Description of the task: Print all of the entries exactly, minus the pictures.
=====
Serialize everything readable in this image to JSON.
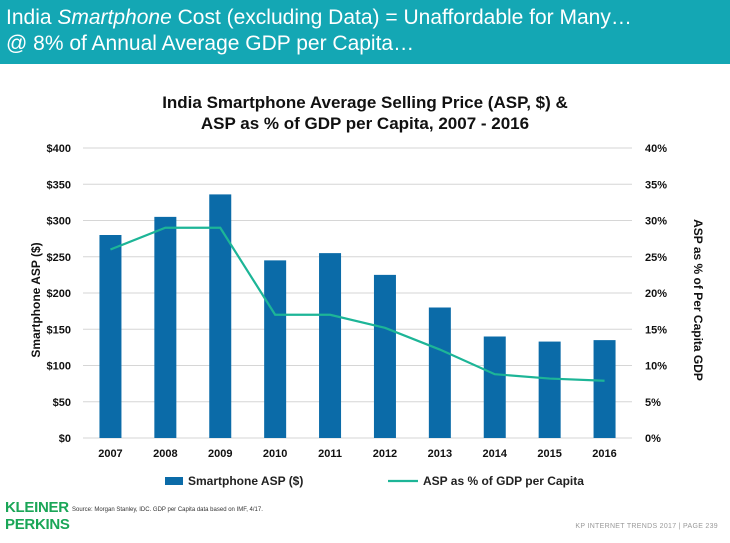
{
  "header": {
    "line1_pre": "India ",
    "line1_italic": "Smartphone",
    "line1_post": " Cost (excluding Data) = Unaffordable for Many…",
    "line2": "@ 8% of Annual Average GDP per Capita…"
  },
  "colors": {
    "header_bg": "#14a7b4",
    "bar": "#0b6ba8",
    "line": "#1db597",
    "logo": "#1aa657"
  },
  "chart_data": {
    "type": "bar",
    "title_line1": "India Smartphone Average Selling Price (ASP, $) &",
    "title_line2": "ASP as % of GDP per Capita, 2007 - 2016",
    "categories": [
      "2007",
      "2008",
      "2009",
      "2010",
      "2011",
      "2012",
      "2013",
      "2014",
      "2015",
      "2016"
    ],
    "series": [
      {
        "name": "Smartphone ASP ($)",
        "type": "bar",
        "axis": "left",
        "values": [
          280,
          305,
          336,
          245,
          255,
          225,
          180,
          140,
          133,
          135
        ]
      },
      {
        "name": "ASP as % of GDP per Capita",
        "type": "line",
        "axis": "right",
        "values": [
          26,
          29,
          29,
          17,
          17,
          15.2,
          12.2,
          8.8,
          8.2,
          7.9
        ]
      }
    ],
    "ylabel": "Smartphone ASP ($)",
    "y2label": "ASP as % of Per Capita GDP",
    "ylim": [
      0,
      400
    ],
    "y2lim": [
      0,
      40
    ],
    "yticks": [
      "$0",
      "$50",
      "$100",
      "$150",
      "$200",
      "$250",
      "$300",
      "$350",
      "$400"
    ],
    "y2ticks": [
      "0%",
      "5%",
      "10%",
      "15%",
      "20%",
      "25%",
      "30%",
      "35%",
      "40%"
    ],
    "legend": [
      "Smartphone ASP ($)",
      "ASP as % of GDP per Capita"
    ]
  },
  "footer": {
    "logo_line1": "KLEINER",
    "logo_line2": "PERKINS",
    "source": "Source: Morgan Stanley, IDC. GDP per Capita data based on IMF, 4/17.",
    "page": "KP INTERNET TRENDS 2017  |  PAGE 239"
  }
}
=====
Completed task:
Serialize everything readable in this image to JSON.
{
  "header": {
    "line1_pre": "India ",
    "line1_italic": "Smartphone",
    "line1_post": " Cost (excluding Data) = Unaffordable for Many…",
    "line2": "@ 8% of Annual Average GDP per Capita…"
  },
  "colors": {
    "header_bg": "#14a7b4",
    "bar": "#0b6ba8",
    "line": "#1db597",
    "logo": "#1aa657"
  },
  "chart_data": {
    "type": "bar",
    "title_line1": "India Smartphone Average Selling Price (ASP, $) &",
    "title_line2": "ASP as % of GDP per Capita, 2007 - 2016",
    "categories": [
      "2007",
      "2008",
      "2009",
      "2010",
      "2011",
      "2012",
      "2013",
      "2014",
      "2015",
      "2016"
    ],
    "series": [
      {
        "name": "Smartphone ASP ($)",
        "type": "bar",
        "axis": "left",
        "values": [
          280,
          305,
          336,
          245,
          255,
          225,
          180,
          140,
          133,
          135
        ]
      },
      {
        "name": "ASP as % of GDP per Capita",
        "type": "line",
        "axis": "right",
        "values": [
          26,
          29,
          29,
          17,
          17,
          15.2,
          12.2,
          8.8,
          8.2,
          7.9
        ]
      }
    ],
    "ylabel": "Smartphone ASP ($)",
    "y2label": "ASP as % of Per Capita GDP",
    "ylim": [
      0,
      400
    ],
    "y2lim": [
      0,
      40
    ],
    "yticks": [
      "$0",
      "$50",
      "$100",
      "$150",
      "$200",
      "$250",
      "$300",
      "$350",
      "$400"
    ],
    "y2ticks": [
      "0%",
      "5%",
      "10%",
      "15%",
      "20%",
      "25%",
      "30%",
      "35%",
      "40%"
    ],
    "legend": [
      "Smartphone ASP ($)",
      "ASP as % of GDP per Capita"
    ]
  },
  "footer": {
    "logo_line1": "KLEINER",
    "logo_line2": "PERKINS",
    "source": "Source: Morgan Stanley, IDC. GDP per Capita data based on IMF, 4/17.",
    "page": "KP INTERNET TRENDS 2017  |  PAGE 239"
  }
}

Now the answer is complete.